━━ RECORD EXCERPTS
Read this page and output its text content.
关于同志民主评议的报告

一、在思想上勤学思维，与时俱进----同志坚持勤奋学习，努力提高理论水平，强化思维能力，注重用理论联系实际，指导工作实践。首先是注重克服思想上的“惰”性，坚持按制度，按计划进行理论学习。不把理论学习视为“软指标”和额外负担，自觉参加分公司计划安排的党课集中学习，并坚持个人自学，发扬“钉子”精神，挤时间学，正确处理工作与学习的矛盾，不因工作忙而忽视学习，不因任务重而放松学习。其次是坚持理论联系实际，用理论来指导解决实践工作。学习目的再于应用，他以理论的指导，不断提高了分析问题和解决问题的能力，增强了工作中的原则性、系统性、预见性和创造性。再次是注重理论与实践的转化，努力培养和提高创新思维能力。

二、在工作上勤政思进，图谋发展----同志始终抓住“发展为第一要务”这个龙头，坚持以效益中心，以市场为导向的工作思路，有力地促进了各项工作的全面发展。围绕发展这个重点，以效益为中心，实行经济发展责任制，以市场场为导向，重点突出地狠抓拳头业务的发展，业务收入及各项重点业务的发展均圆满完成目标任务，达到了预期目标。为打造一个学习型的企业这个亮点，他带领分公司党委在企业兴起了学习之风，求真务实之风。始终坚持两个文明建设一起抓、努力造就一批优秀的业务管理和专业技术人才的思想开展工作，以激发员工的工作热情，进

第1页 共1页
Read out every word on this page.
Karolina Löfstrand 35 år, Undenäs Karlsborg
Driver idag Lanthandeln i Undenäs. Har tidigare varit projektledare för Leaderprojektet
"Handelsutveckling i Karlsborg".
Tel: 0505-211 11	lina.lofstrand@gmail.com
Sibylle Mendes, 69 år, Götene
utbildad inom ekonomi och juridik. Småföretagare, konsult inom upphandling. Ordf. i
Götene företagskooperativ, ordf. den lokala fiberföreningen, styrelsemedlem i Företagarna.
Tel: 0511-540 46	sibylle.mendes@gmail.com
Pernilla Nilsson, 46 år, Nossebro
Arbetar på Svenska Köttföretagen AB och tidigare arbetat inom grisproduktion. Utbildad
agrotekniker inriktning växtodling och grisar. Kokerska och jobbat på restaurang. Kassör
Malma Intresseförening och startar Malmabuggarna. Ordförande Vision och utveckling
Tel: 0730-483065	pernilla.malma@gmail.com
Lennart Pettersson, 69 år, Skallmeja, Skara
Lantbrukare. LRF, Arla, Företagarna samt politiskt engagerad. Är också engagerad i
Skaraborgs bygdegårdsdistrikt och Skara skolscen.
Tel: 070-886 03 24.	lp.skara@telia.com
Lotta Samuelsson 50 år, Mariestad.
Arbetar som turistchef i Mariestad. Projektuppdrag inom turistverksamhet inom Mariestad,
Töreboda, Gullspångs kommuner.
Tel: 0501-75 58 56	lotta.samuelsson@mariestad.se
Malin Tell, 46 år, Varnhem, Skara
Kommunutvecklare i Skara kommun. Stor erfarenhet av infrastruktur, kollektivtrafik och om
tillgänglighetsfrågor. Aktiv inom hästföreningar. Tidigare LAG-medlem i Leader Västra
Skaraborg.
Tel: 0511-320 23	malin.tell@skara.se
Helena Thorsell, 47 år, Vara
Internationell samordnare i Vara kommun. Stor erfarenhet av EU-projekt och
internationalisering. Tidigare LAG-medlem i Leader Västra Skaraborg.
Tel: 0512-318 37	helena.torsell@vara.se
━━━━
[WHAT NEEDS TO BE DONE] Return every entry exactly as given.

[ANSWER TO THE TASK]
Read this page and output its text content.
关于同志民主评议的报告

一、在思想上勤学思维，与时俱进----同志坚持勤奋学习，努力提高理论水平，强化思维能力，注重用理论联系实际，指导工作实践。首先是注重克服思想上的“惰”性，坚持按制度，按计划进行理论学习。不把理论学习视为“软指标”和额外负担，自觉参加分公司计划安排的党课集中学习，并坚持个人自学，发扬“钉子”精神，挤时间学，正确处理工作与学习的矛盾，不因工作忙而忽视学习，不因任务重而放松学习。其次是坚持理论联系实际，用理论来指导解决实践工作。学习目的再于应用，他以理论的指导，不断提高了分析问题和解决问题的能力，增强了工作中的原则性、系统性、预见性和创造性。再次是注重理论与实践的转化，努力培养和提高创新思维能力。

二、在工作上勤政思进，图谋发展----同志始终抓住“发展为第一要务”这个龙头，坚持以效益中心，以市场为导向的工作思路，有力地促进了各项工作的全面发展。围绕发展这个重点，以效益为中心，实行经济发展责任制，以市场场为导向，重点突出地狠抓拳头业务的发展，业务收入及各项重点业务的发展均圆满完成目标任务，达到了预期目标。为打造一个学习型的企业这个亮点，他带领分公司党委在企业兴起了学习之风，求真务实之风。始终坚持两个文明建设一起抓、努力造就一批优秀的业务管理和专业技术人才的思想开展工作，以激发员工的工作热情，进

第1页 共1页
Read out every word on this page.
Karolina Löfstrand 35 år, Undenäs Karlsborg
Driver idag Lanthandeln i Undenäs. Har tidigare varit projektledare för Leaderprojektet
"Handelsutveckling i Karlsborg".
Tel: 0505-211 11	lina.lofstrand@gmail.com
Sibylle Mendes, 69 år, Götene
utbildad inom ekonomi och juridik. Småföretagare, konsult inom upphandling. Ordf. i
Götene företagskooperativ, ordf. den lokala fiberföreningen, styrelsemedlem i Företagarna.
Tel: 0511-540 46	sibylle.mendes@gmail.com
Pernilla Nilsson, 46 år, Nossebro
Arbetar på Svenska Köttföretagen AB och tidigare arbetat inom grisproduktion. Utbildad
agrotekniker inriktning växtodling och grisar. Kokerska och jobbat på restaurang. Kassör
Malma Intresseförening och startar Malmabuggarna. Ordförande Vision och utveckling
Tel: 0730-483065	pernilla.malma@gmail.com
Lennart Pettersson, 69 år, Skallmeja, Skara
Lantbrukare. LRF, Arla, Företagarna samt politiskt engagerad. Är också engagerad i
Skaraborgs bygdegårdsdistrikt och Skara skolscen.
Tel: 070-886 03 24.	lp.skara@telia.com
Lotta Samuelsson 50 år, Mariestad.
Arbetar som turistchef i Mariestad. Projektuppdrag inom turistverksamhet inom Mariestad,
Töreboda, Gullspångs kommuner.
Tel: 0501-75 58 56	lotta.samuelsson@mariestad.se
Malin Tell, 46 år, Varnhem, Skara
Kommunutvecklare i Skara kommun. Stor erfarenhet av infrastruktur, kollektivtrafik och om
tillgänglighetsfrågor. Aktiv inom hästföreningar. Tidigare LAG-medlem i Leader Västra
Skaraborg.
Tel: 0511-320 23	malin.tell@skara.se
Helena Thorsell, 47 år, Vara
Internationell samordnare i Vara kommun. Stor erfarenhet av EU-projekt och
internationalisering. Tidigare LAG-medlem i Leader Västra Skaraborg.
Tel: 0512-318 37	helena.torsell@vara.se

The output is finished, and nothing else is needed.